## To do
Transcribe the records below exactly.

## Provided material
---
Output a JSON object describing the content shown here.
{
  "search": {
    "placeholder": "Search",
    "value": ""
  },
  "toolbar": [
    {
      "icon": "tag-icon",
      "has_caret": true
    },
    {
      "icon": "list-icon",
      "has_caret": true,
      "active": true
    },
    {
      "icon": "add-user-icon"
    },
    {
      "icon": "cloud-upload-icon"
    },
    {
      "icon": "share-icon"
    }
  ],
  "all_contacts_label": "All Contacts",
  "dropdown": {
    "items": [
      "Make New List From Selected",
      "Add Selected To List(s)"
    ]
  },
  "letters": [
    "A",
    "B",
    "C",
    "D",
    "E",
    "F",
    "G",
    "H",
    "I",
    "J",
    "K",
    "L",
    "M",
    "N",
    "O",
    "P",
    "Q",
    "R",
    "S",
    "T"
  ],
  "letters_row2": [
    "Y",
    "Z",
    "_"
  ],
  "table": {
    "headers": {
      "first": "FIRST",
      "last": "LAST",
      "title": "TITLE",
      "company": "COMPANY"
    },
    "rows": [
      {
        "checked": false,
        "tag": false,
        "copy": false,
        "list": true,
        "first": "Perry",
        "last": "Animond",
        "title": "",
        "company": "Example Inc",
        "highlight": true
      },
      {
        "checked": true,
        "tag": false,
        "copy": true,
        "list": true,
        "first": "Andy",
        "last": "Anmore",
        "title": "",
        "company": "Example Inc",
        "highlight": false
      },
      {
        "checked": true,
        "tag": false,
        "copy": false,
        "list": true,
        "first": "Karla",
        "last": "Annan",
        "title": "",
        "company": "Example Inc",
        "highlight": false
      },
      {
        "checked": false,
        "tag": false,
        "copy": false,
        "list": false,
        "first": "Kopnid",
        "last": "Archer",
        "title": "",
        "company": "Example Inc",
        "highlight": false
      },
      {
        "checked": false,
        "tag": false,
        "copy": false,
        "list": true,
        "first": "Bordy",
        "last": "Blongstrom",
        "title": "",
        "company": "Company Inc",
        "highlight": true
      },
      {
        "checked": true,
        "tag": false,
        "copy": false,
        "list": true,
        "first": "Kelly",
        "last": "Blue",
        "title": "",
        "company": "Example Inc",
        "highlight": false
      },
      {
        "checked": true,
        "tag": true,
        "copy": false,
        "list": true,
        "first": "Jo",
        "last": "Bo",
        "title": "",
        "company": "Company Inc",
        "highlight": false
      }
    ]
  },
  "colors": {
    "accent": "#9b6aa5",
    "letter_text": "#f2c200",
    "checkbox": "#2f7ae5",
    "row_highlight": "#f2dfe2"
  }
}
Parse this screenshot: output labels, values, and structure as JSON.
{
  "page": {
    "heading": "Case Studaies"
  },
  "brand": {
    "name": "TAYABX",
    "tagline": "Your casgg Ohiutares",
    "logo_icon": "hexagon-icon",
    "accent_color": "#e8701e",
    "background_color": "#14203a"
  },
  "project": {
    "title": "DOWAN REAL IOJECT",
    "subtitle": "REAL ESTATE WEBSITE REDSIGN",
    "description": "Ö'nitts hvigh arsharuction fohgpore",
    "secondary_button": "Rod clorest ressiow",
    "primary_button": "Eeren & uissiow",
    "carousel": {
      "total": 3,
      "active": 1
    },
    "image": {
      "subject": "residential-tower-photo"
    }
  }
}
---
## The response
Output a JSON object describing the content shown here.
{
  "search": {
    "placeholder": "Search",
    "value": ""
  },
  "toolbar": [
    {
      "icon": "tag-icon",
      "has_caret": true
    },
    {
      "icon": "list-icon",
      "has_caret": true,
      "active": true
    },
    {
      "icon": "add-user-icon"
    },
    {
      "icon": "cloud-upload-icon"
    },
    {
      "icon": "share-icon"
    }
  ],
  "all_contacts_label": "All Contacts",
  "dropdown": {
    "items": [
      "Make New List From Selected",
      "Add Selected To List(s)"
    ]
  },
  "letters": [
    "A",
    "B",
    "C",
    "D",
    "E",
    "F",
    "G",
    "H",
    "I",
    "J",
    "K",
    "L",
    "M",
    "N",
    "O",
    "P",
    "Q",
    "R",
    "S",
    "T"
  ],
  "letters_row2": [
    "Y",
    "Z",
    "_"
  ],
  "table": {
    "headers": {
      "first": "FIRST",
      "last": "LAST",
      "title": "TITLE",
      "company": "COMPANY"
    },
    "rows": [
      {
        "checked": false,
        "tag": false,
        "copy": false,
        "list": true,
        "first": "Perry",
        "last": "Animond",
        "title": "",
        "company": "Example Inc",
        "highlight": true
      },
      {
        "checked": true,
        "tag": false,
        "copy": true,
        "list": true,
        "first": "Andy",
        "last": "Anmore",
        "title": "",
        "company": "Example Inc",
        "highlight": false
      },
      {
        "checked": true,
        "tag": false,
        "copy": false,
        "list": true,
        "first": "Karla",
        "last": "Annan",
        "title": "",
        "company": "Example Inc",
        "highlight": false
      },
      {
        "checked": false,
        "tag": false,
        "copy": false,
        "list": false,
        "first": "Kopnid",
        "last": "Archer",
        "title": "",
        "company": "Example Inc",
        "highlight": false
      },
      {
        "checked": false,
        "tag": false,
        "copy": false,
        "list": true,
        "first": "Bordy",
        "last": "Blongstrom",
        "title": "",
        "company": "Company Inc",
        "highlight": true
      },
      {
        "checked": true,
        "tag": false,
        "copy": false,
        "list": true,
        "first": "Kelly",
        "last": "Blue",
        "title": "",
        "company": "Example Inc",
        "highlight": false
      },
      {
        "checked": true,
        "tag": true,
        "copy": false,
        "list": true,
        "first": "Jo",
        "last": "Bo",
        "title": "",
        "company": "Company Inc",
        "highlight": false
      }
    ]
  },
  "colors": {
    "accent": "#9b6aa5",
    "letter_text": "#f2c200",
    "checkbox": "#2f7ae5",
    "row_highlight": "#f2dfe2"
  }
}
Parse this screenshot: output labels, values, and structure as JSON.
{
  "page": {
    "heading": "Case Studaies"
  },
  "brand": {
    "name": "TAYABX",
    "tagline": "Your casgg Ohiutares",
    "logo_icon": "hexagon-icon",
    "accent_color": "#e8701e",
    "background_color": "#14203a"
  },
  "project": {
    "title": "DOWAN REAL IOJECT",
    "subtitle": "REAL ESTATE WEBSITE REDSIGN",
    "description": "Ö'nitts hvigh arsharuction fohgpore",
    "secondary_button": "Rod clorest ressiow",
    "primary_button": "Eeren & uissiow",
    "carousel": {
      "total": 3,
      "active": 1
    },
    "image": {
      "subject": "residential-tower-photo"
    }
  }
}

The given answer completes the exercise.